Work to be completed:
Reproduce the listing below exactly, minus its pictures.

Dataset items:
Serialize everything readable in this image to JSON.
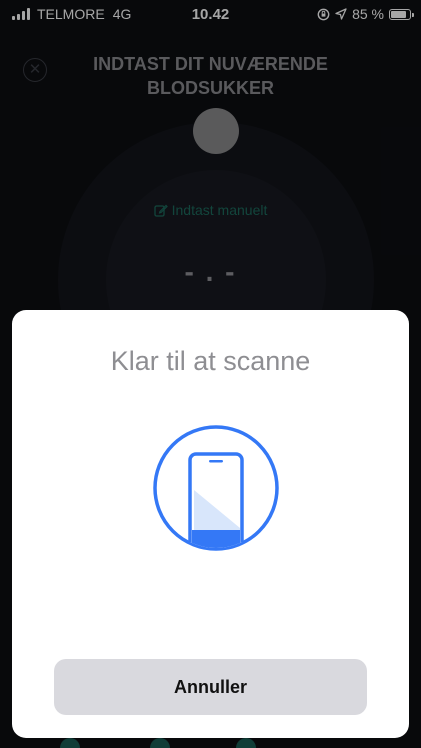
{
  "status_bar": {
    "carrier": "TELMORE",
    "network": "4G",
    "time": "10.42",
    "battery_percent": "85 %",
    "battery_level": 0.85,
    "icons": [
      "signal-bars-icon",
      "orientation-lock-icon",
      "location-arrow-icon",
      "battery-icon"
    ]
  },
  "background_screen": {
    "close_icon": "close-icon",
    "title": "INDTAST DIT NUVÆRENDE BLODSUKKER",
    "manual_entry_label": "Indtast manuelt",
    "manual_entry_icon": "edit-icon",
    "reading_placeholder": "- . -",
    "accent_color": "#1d6b5d"
  },
  "scan_sheet": {
    "title": "Klar til at scanne",
    "illustration_icon": "phone-scan-icon",
    "cancel_label": "Annuller",
    "accent_color": "#3478f6"
  }
}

Answer to the exercise:
Serialize everything readable in this image to JSON.
{
  "status_bar": {
    "carrier": "TELMORE",
    "network": "4G",
    "time": "10.42",
    "battery_percent": "85 %",
    "battery_level": 0.85,
    "icons": [
      "signal-bars-icon",
      "orientation-lock-icon",
      "location-arrow-icon",
      "battery-icon"
    ]
  },
  "background_screen": {
    "close_icon": "close-icon",
    "title": "INDTAST DIT NUVÆRENDE BLODSUKKER",
    "manual_entry_label": "Indtast manuelt",
    "manual_entry_icon": "edit-icon",
    "reading_placeholder": "- . -",
    "accent_color": "#1d6b5d"
  },
  "scan_sheet": {
    "title": "Klar til at scanne",
    "illustration_icon": "phone-scan-icon",
    "cancel_label": "Annuller",
    "accent_color": "#3478f6"
  }
}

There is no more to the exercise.